Repeat exactly, and only, the lines from the one containing "What data populates" through the end of the records.

[Dataset listings of figures]
--- START ---
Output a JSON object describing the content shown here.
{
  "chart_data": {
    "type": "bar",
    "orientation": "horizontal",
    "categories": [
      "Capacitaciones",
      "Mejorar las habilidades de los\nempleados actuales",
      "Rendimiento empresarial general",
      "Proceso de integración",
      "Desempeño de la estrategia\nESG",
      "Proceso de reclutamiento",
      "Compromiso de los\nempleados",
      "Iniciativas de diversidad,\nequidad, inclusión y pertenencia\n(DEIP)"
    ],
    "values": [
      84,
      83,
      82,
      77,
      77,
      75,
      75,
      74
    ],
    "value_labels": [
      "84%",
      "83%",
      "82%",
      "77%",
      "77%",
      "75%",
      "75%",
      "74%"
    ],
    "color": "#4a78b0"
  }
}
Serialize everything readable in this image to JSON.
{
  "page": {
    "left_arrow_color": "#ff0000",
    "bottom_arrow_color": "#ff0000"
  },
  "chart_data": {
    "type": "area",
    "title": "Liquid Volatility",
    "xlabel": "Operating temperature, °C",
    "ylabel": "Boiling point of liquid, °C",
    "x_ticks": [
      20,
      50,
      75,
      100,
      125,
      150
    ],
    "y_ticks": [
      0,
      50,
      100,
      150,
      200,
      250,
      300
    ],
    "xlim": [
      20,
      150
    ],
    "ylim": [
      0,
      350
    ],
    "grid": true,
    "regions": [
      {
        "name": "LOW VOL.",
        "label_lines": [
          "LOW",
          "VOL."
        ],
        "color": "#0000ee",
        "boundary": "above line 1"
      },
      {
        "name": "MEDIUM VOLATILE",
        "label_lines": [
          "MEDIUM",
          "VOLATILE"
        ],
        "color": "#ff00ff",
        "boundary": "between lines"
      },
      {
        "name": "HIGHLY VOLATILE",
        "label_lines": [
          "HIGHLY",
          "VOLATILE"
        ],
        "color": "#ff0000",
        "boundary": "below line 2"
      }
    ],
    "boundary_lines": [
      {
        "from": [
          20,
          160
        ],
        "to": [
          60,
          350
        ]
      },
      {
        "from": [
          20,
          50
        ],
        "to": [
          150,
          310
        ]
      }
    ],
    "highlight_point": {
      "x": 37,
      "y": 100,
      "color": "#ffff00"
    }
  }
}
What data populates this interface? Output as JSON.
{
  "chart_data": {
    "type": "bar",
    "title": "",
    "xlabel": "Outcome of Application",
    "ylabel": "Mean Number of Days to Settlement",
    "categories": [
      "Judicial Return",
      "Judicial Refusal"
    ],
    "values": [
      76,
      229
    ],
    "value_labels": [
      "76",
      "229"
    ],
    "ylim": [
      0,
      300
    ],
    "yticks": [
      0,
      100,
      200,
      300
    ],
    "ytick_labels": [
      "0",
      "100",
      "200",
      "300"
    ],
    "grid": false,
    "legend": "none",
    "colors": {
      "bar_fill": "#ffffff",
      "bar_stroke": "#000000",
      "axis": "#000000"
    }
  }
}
--- END ---
**Complete output**
What data populates this interface? Output as JSON.
{
  "chart_data": {
    "type": "bar",
    "title": "",
    "xlabel": "Outcome of Application",
    "ylabel": "Mean Number of Days to Settlement",
    "categories": [
      "Judicial Return",
      "Judicial Refusal"
    ],
    "values": [
      76,
      229
    ],
    "value_labels": [
      "76",
      "229"
    ],
    "ylim": [
      0,
      300
    ],
    "yticks": [
      0,
      100,
      200,
      300
    ],
    "ytick_labels": [
      "0",
      "100",
      "200",
      "300"
    ],
    "grid": false,
    "legend": "none",
    "colors": {
      "bar_fill": "#ffffff",
      "bar_stroke": "#000000",
      "axis": "#000000"
    }
  }
}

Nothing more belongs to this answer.